- _EXERCISE INPUT_
----

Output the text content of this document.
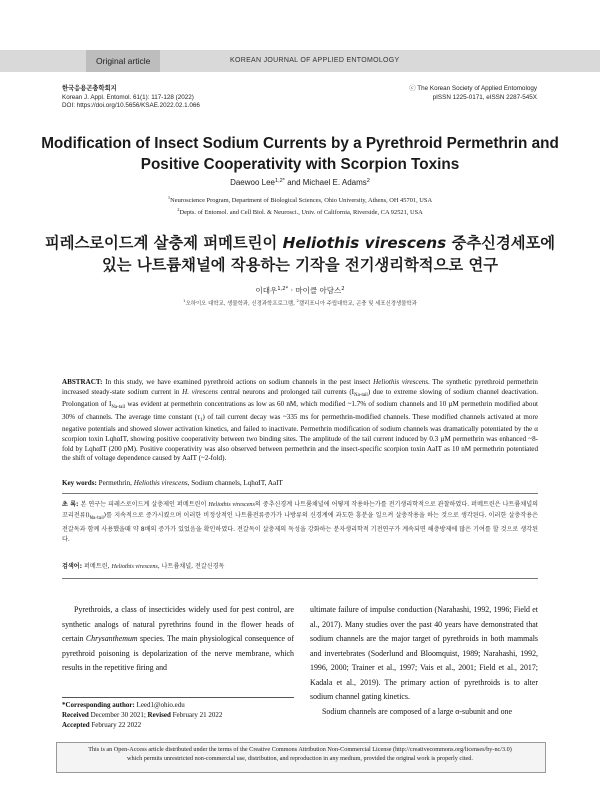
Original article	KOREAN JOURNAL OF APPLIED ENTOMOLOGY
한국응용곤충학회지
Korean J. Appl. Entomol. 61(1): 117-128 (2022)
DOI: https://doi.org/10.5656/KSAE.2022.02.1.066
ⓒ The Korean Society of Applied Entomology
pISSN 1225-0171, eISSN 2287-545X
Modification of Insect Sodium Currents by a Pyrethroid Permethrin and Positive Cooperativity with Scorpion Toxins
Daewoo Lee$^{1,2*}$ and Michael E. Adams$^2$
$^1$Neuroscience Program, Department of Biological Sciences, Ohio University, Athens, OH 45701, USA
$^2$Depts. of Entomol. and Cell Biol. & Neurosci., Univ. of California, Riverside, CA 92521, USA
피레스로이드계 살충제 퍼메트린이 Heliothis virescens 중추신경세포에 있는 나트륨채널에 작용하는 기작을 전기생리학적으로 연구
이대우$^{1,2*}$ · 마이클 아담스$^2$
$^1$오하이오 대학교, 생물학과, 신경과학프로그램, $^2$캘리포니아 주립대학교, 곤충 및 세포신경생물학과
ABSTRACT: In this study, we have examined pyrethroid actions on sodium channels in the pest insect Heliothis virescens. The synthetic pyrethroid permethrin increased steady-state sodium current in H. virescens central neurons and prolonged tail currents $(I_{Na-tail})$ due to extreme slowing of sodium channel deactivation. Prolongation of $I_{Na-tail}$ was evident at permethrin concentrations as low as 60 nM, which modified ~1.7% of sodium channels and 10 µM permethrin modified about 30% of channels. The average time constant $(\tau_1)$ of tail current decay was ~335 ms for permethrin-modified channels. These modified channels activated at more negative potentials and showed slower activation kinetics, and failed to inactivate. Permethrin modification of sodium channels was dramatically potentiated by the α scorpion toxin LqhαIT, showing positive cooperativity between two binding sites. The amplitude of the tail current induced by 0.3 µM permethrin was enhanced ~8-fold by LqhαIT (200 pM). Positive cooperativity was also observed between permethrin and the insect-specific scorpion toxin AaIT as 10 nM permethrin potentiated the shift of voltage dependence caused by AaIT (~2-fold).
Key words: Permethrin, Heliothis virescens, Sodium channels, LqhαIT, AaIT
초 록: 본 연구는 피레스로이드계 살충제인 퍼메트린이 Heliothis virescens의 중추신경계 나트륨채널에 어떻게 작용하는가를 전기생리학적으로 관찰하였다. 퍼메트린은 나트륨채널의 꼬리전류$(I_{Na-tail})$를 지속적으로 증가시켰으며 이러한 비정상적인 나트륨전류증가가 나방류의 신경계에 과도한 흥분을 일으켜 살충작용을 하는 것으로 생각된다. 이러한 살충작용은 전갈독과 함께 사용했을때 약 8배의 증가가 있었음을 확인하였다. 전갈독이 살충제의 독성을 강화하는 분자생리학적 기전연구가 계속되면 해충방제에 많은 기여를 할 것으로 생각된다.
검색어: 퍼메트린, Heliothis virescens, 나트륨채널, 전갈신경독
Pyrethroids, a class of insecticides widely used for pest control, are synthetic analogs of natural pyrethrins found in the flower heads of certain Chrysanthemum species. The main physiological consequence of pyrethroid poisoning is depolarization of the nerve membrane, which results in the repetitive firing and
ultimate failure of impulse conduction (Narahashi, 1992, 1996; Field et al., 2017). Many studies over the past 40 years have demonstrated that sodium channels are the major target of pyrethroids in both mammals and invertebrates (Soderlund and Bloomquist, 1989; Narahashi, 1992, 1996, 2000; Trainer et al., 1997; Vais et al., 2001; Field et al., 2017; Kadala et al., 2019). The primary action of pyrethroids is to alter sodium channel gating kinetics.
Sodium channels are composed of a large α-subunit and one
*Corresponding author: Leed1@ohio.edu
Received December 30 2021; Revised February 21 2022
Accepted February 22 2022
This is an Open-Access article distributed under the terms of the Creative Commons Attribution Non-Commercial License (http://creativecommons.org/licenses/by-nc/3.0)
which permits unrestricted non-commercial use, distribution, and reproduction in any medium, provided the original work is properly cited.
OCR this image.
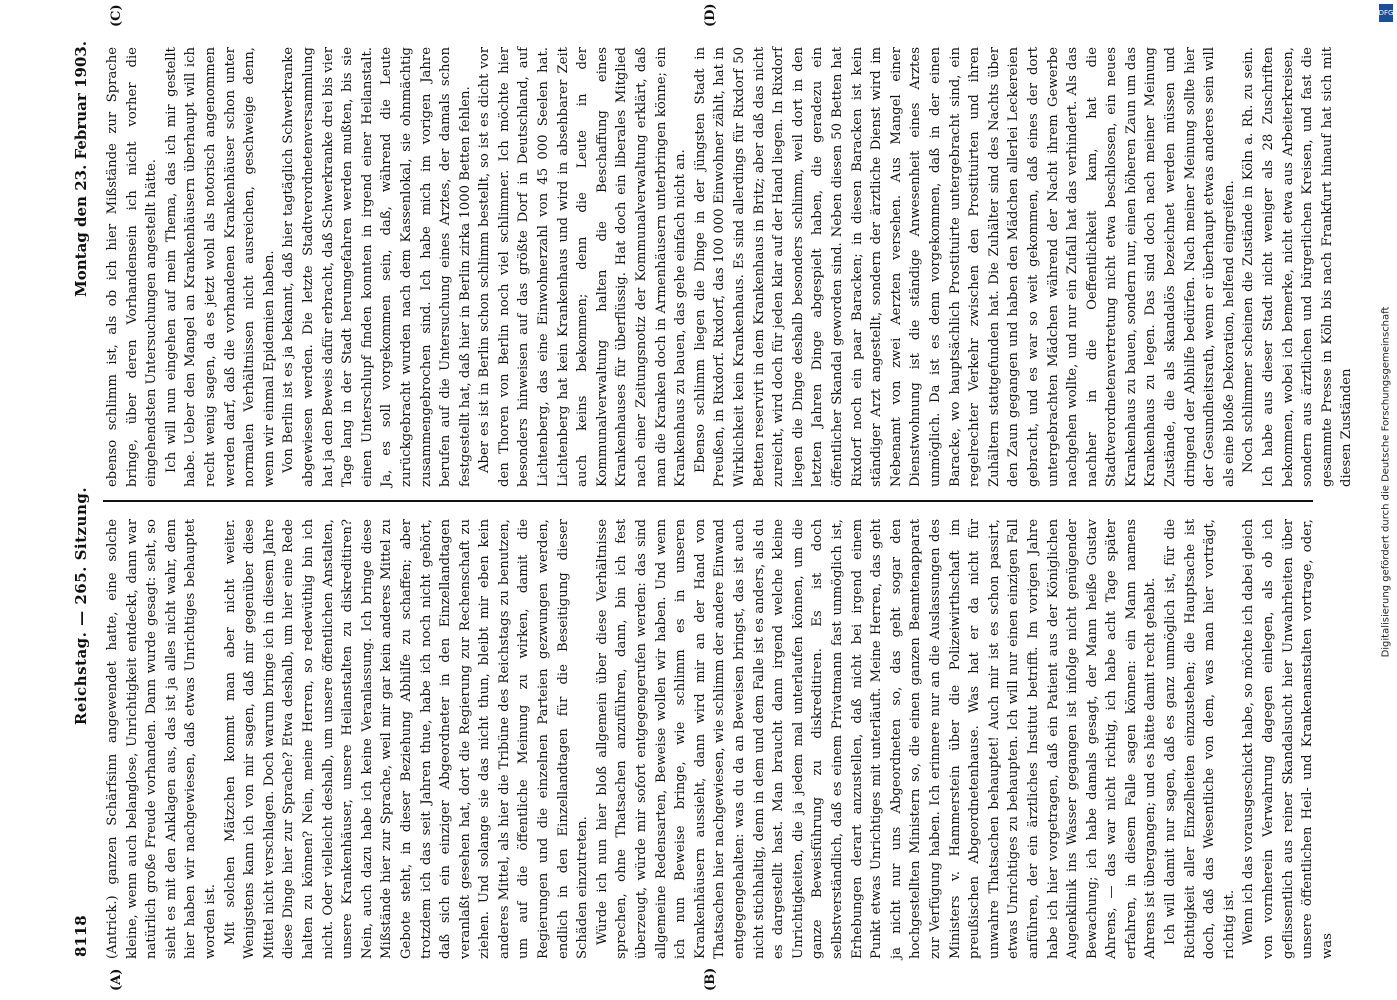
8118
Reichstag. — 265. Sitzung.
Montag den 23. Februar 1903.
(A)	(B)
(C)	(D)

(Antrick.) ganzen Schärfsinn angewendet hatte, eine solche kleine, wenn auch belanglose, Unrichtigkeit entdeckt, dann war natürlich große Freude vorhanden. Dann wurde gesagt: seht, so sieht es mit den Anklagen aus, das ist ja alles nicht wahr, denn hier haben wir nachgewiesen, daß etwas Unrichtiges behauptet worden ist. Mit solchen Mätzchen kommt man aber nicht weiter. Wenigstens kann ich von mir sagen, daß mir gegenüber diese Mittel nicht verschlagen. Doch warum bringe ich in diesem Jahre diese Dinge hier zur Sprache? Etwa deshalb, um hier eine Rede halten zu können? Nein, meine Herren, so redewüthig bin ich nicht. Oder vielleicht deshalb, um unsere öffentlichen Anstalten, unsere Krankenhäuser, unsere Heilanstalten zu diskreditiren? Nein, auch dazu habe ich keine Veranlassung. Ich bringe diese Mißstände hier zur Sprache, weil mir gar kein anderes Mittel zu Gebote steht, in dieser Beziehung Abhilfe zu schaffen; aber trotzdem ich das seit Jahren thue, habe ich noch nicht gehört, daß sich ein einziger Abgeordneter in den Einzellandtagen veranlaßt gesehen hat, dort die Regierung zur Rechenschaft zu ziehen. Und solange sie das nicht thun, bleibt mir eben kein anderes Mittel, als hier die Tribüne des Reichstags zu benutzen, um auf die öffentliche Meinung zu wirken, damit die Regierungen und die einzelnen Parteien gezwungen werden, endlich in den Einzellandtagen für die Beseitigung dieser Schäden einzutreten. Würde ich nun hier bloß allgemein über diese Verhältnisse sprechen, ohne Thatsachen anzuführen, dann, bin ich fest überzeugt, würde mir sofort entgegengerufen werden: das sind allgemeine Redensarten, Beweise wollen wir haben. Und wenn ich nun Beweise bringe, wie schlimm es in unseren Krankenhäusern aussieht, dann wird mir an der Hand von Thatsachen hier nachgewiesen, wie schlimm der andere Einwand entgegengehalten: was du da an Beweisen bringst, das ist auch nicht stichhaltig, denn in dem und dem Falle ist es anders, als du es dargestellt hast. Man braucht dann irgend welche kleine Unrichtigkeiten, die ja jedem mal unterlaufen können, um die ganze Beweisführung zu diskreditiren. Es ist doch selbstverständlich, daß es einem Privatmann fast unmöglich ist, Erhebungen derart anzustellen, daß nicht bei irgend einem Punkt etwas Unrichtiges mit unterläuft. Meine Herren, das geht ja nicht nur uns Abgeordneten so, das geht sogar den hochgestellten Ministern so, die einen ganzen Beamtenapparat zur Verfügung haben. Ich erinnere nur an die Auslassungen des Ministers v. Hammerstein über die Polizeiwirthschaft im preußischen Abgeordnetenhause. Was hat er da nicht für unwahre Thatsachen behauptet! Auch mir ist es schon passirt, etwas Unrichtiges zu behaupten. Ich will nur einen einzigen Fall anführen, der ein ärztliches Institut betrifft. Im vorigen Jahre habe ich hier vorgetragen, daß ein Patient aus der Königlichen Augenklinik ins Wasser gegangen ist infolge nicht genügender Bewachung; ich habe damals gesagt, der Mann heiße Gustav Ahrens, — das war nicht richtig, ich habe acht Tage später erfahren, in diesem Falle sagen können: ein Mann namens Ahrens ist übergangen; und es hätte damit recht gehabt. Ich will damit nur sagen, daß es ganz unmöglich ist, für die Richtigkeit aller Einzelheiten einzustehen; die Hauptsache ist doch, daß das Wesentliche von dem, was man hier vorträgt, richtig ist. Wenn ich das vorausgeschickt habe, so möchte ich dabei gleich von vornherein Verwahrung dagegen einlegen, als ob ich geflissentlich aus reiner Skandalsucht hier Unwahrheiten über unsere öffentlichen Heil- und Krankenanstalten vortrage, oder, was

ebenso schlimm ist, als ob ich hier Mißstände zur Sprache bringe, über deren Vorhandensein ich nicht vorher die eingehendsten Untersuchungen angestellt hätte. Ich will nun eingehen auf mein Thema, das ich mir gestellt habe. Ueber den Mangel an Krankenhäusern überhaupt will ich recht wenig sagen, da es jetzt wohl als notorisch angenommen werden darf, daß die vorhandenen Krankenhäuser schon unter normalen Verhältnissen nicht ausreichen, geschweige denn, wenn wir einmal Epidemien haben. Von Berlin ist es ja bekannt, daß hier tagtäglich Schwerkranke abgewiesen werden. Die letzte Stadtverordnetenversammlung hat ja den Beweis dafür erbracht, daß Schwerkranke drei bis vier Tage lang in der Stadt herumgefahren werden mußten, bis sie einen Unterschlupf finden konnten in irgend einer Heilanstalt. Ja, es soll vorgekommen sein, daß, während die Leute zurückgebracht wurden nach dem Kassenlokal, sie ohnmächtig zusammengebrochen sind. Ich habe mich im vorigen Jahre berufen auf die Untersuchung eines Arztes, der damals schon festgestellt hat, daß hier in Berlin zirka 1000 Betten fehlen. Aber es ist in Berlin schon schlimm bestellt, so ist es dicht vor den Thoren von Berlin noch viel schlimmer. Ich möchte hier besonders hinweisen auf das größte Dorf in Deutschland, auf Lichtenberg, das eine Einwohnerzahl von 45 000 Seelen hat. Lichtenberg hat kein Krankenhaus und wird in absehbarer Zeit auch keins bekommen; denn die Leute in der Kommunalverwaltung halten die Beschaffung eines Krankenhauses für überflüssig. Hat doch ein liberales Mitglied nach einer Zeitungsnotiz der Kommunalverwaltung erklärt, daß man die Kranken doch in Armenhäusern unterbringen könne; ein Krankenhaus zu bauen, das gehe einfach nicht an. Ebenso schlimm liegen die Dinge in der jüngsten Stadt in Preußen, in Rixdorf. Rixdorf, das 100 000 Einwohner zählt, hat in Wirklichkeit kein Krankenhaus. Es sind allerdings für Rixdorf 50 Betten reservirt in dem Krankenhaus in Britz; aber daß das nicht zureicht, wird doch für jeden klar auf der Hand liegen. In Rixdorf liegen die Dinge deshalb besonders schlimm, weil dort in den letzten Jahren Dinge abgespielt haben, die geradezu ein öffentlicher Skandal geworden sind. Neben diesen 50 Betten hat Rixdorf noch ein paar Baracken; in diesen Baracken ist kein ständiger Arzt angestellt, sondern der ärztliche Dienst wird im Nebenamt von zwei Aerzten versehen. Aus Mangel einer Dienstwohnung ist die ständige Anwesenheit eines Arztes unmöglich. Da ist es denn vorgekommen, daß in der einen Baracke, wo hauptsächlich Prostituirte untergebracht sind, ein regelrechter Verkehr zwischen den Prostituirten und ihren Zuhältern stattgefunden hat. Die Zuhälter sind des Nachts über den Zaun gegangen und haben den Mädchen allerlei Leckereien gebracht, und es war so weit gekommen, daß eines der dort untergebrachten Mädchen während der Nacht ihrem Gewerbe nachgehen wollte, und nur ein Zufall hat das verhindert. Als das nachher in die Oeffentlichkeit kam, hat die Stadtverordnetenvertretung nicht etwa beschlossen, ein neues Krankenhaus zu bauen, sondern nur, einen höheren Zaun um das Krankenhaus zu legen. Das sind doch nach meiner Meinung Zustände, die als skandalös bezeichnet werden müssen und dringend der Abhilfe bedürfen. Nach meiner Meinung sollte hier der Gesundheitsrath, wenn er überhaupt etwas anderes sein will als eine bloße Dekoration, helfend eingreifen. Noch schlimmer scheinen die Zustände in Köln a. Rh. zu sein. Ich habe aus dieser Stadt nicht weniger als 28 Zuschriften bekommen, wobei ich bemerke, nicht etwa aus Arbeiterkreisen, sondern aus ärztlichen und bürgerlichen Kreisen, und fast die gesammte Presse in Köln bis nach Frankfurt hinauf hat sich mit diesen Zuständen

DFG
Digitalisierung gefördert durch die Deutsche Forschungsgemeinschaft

----

- _WORK INSTRUCTIONS_
Copy whichever lines of the records above contain the word "전기생리학적으로".

- _THE COMPLETED TASK_
피레스로이드계 살충제 퍼메트린이 Heliothis virescens 중추신경세포에 있는 나트륨채널에 작용하는 기작을 전기생리학적으로 연구
초 록: 본 연구는 피레스로이드계 살충제인 퍼메트린이 Heliothis virescens의 중추신경계 나트륨채널에 어떻게 작용하는가를 전기생리학적으로 관찰하였다. 퍼메트린은 나트륨채널의 꼬리전류$(I_{Na-tail})$를 지속적으로 증가시켰으며 이러한 비정상적인 나트륨전류증가가 나방류의 신경계에 과도한 흥분을 일으켜 살충작용을 하는 것으로 생각된다. 이러한 살충작용은 전갈독과 함께 사용했을때 약 8배의 증가가 있었음을 확인하였다. 전갈독이 살충제의 독성을 강화하는 분자생리학적 기전연구가 계속되면 해충방제에 많은 기여를 할 것으로 생각된다.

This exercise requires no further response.